### Written exercise
Search the records for the line with "Give me the". Output that line and each line after it, exactly, and stop at the end; omit pictures.

### Supplied records
+ + +

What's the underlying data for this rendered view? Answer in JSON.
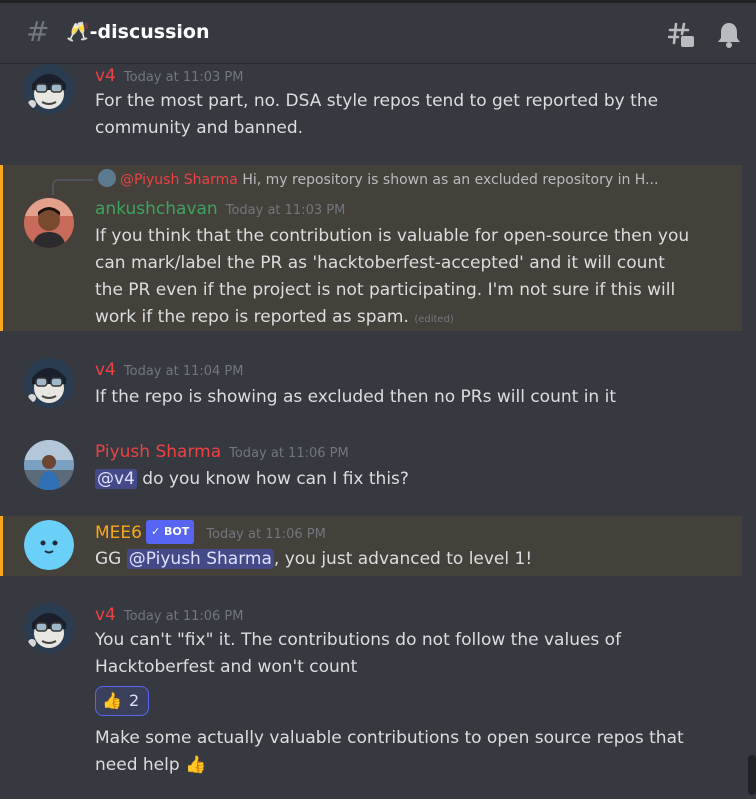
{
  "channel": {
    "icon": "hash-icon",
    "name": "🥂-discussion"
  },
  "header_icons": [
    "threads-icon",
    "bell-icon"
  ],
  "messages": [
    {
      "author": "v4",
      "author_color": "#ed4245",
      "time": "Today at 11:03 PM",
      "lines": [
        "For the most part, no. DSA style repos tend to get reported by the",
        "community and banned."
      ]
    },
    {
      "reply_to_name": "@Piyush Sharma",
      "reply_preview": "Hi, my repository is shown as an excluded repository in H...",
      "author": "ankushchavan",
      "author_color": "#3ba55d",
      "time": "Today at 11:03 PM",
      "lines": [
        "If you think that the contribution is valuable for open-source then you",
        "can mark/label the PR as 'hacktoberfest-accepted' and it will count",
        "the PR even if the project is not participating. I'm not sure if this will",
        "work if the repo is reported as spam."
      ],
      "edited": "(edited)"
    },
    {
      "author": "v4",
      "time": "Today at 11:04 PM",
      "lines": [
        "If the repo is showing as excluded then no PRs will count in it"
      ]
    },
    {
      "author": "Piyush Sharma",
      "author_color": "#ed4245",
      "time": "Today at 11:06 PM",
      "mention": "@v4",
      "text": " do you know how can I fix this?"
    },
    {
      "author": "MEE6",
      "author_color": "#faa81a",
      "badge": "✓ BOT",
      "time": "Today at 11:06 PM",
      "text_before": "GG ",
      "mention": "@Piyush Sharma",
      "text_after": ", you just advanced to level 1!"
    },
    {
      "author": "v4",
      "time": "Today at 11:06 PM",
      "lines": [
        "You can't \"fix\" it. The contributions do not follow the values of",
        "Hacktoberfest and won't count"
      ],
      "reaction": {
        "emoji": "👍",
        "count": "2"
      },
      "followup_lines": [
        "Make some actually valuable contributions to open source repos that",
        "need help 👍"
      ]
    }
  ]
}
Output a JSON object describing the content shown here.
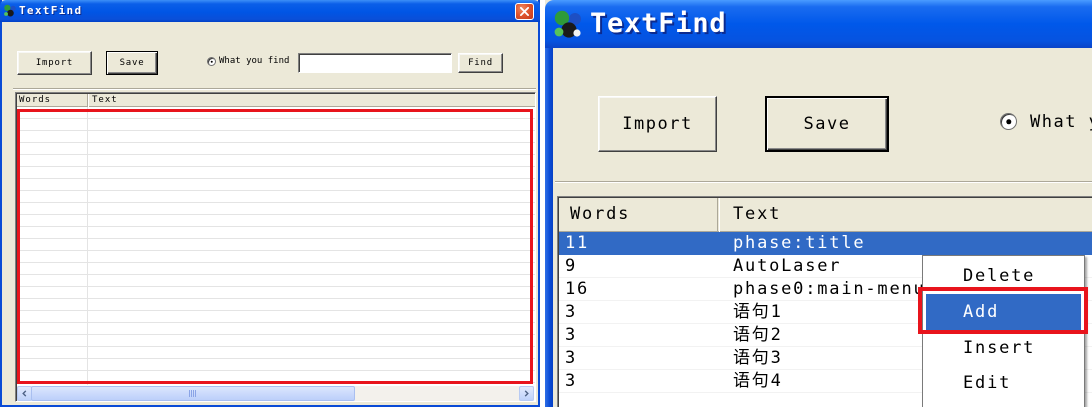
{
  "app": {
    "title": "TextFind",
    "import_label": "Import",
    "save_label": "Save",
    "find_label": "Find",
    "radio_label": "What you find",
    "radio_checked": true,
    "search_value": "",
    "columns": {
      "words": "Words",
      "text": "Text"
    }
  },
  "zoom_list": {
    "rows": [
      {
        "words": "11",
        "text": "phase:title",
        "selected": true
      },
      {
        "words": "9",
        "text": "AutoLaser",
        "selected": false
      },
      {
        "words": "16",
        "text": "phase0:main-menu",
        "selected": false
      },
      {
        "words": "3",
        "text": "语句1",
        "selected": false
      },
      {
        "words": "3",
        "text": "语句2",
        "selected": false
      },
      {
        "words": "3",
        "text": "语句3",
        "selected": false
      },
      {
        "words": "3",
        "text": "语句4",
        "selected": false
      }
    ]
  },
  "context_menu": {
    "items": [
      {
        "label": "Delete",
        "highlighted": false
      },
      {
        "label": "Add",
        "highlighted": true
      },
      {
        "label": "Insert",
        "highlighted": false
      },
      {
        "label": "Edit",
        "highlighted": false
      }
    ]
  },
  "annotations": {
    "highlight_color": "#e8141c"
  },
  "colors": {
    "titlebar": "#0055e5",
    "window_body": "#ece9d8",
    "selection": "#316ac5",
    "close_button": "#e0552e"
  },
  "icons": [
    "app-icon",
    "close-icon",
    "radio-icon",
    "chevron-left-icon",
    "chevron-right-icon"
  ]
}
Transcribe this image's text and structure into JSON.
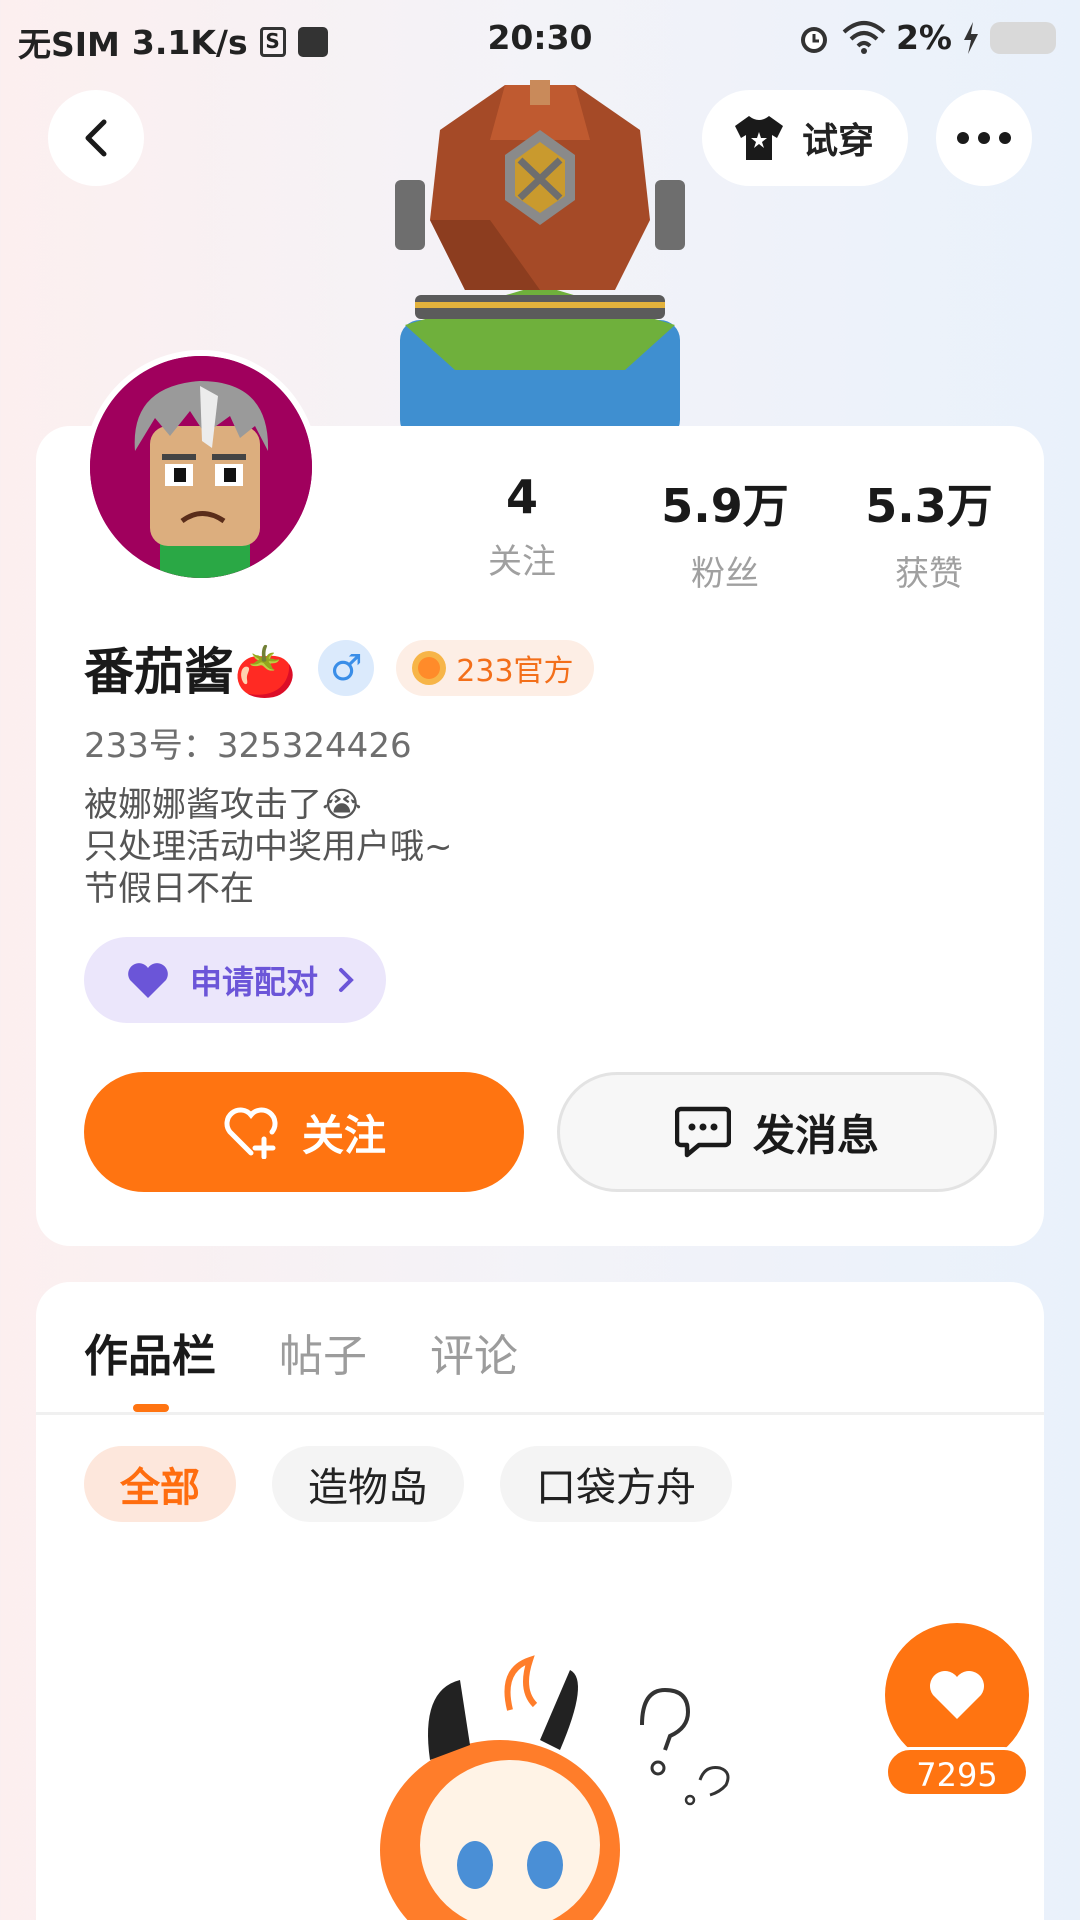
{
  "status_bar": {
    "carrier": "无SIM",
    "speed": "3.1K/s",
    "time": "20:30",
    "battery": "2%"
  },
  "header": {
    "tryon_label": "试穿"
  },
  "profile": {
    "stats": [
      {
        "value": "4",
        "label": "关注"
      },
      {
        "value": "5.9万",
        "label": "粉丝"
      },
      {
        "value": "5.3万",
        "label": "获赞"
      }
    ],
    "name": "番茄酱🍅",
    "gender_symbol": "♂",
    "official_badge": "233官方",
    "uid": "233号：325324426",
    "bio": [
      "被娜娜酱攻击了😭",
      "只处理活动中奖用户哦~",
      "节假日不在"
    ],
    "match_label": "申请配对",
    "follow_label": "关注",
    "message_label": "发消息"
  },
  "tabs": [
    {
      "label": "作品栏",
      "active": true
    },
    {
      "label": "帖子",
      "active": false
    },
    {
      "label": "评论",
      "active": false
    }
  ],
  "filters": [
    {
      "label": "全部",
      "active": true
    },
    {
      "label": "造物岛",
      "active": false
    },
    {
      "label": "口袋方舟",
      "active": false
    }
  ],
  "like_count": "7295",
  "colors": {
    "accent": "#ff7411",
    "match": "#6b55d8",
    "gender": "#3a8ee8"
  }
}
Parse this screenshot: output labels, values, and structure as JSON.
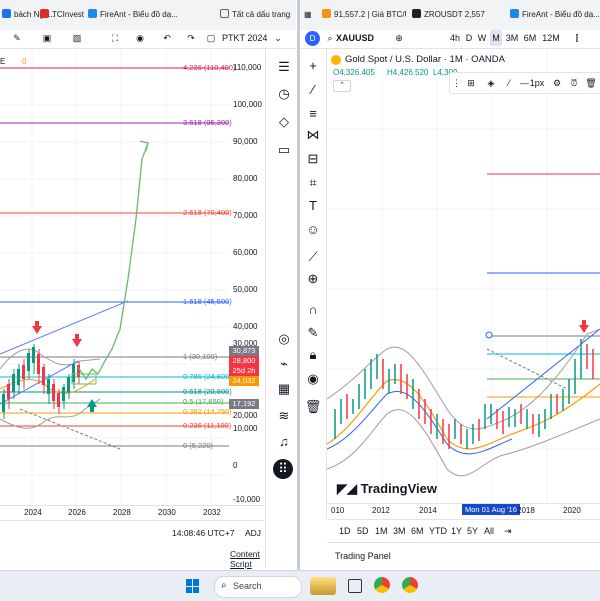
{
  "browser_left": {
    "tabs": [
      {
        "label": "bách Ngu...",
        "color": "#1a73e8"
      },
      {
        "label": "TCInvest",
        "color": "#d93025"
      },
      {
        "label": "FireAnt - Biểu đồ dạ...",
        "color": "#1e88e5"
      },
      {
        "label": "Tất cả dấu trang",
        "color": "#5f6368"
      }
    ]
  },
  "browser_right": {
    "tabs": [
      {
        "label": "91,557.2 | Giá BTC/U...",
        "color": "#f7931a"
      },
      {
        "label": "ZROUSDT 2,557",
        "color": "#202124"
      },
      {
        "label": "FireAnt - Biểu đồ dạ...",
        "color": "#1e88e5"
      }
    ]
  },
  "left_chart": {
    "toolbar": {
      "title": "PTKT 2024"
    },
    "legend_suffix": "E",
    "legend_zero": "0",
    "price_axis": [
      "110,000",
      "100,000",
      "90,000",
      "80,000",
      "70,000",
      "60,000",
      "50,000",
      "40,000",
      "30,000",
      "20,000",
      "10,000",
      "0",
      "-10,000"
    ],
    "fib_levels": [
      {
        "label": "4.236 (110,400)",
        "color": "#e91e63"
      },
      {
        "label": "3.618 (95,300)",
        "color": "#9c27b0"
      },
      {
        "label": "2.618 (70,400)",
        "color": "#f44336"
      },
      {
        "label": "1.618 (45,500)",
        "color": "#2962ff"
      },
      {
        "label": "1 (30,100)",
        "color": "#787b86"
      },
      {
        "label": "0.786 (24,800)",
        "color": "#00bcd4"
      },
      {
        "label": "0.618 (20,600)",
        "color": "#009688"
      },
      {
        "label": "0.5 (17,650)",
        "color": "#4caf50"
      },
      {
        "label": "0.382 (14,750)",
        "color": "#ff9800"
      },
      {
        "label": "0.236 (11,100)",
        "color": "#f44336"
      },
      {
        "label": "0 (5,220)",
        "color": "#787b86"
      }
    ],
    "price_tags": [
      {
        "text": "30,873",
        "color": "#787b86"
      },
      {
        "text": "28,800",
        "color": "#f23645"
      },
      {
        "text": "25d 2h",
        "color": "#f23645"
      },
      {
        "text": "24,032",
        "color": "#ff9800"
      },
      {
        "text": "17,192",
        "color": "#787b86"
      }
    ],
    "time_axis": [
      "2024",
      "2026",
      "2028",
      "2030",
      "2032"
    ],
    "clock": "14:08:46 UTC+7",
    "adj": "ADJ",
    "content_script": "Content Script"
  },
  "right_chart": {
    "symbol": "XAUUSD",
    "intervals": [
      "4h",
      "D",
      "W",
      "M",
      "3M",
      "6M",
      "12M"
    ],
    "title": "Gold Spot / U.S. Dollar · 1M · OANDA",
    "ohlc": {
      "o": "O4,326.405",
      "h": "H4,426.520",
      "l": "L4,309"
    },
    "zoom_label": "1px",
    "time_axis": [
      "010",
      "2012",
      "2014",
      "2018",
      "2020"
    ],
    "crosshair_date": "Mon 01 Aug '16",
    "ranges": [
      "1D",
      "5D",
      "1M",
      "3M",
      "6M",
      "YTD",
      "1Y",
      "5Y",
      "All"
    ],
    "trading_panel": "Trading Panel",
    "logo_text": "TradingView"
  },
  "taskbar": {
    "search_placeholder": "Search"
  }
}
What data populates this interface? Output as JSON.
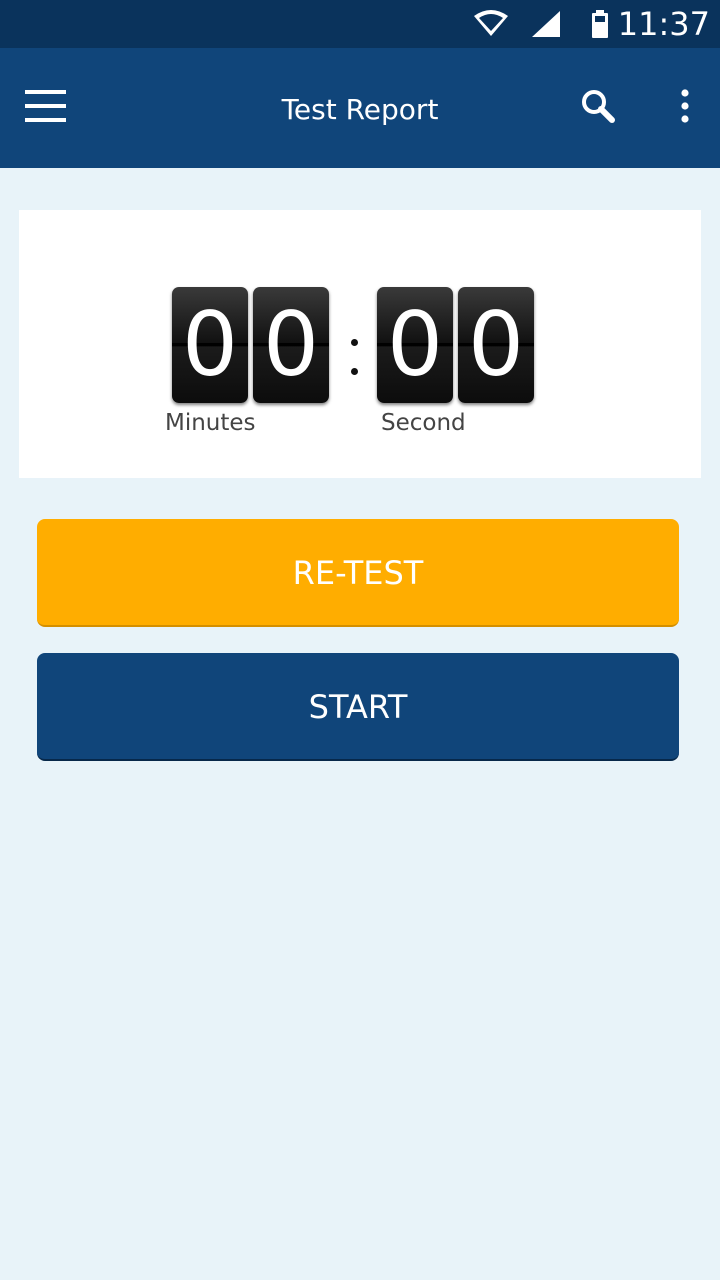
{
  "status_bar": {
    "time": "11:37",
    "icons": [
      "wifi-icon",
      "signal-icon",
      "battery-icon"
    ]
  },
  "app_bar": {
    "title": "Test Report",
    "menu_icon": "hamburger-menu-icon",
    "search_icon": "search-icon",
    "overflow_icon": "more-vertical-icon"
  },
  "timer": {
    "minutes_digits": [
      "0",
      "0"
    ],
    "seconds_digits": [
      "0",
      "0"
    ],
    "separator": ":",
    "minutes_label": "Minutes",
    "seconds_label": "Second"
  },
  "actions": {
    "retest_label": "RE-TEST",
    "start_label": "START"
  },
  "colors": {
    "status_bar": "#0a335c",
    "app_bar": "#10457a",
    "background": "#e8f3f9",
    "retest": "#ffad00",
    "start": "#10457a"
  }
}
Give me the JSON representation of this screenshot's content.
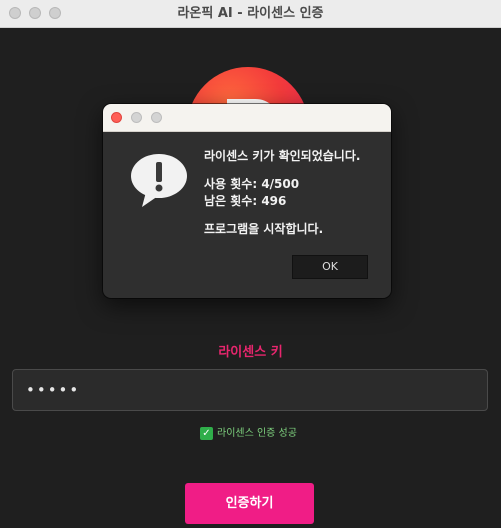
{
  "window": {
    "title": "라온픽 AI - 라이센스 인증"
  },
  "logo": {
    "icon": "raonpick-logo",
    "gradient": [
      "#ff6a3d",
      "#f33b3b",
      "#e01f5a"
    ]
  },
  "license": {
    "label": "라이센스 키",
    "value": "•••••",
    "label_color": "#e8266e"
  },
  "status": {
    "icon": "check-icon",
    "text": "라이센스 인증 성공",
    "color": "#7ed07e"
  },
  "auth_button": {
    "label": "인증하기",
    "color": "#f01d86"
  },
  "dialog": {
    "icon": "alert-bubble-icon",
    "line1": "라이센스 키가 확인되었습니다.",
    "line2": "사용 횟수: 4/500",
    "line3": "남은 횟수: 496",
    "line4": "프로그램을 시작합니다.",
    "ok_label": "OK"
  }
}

+ + +

### Answer
Give me the JSON representation of this screenshot's content.
{
  "window": {
    "title": "라온픽 AI - 라이센스 인증"
  },
  "logo": {
    "icon": "raonpick-logo",
    "gradient": [
      "#ff6a3d",
      "#f33b3b",
      "#e01f5a"
    ]
  },
  "license": {
    "label": "라이센스 키",
    "value": "•••••",
    "label_color": "#e8266e"
  },
  "status": {
    "icon": "check-icon",
    "text": "라이센스 인증 성공",
    "color": "#7ed07e"
  },
  "auth_button": {
    "label": "인증하기",
    "color": "#f01d86"
  },
  "dialog": {
    "icon": "alert-bubble-icon",
    "line1": "라이센스 키가 확인되었습니다.",
    "line2": "사용 횟수: 4/500",
    "line3": "남은 횟수: 496",
    "line4": "프로그램을 시작합니다.",
    "ok_label": "OK"
  }
}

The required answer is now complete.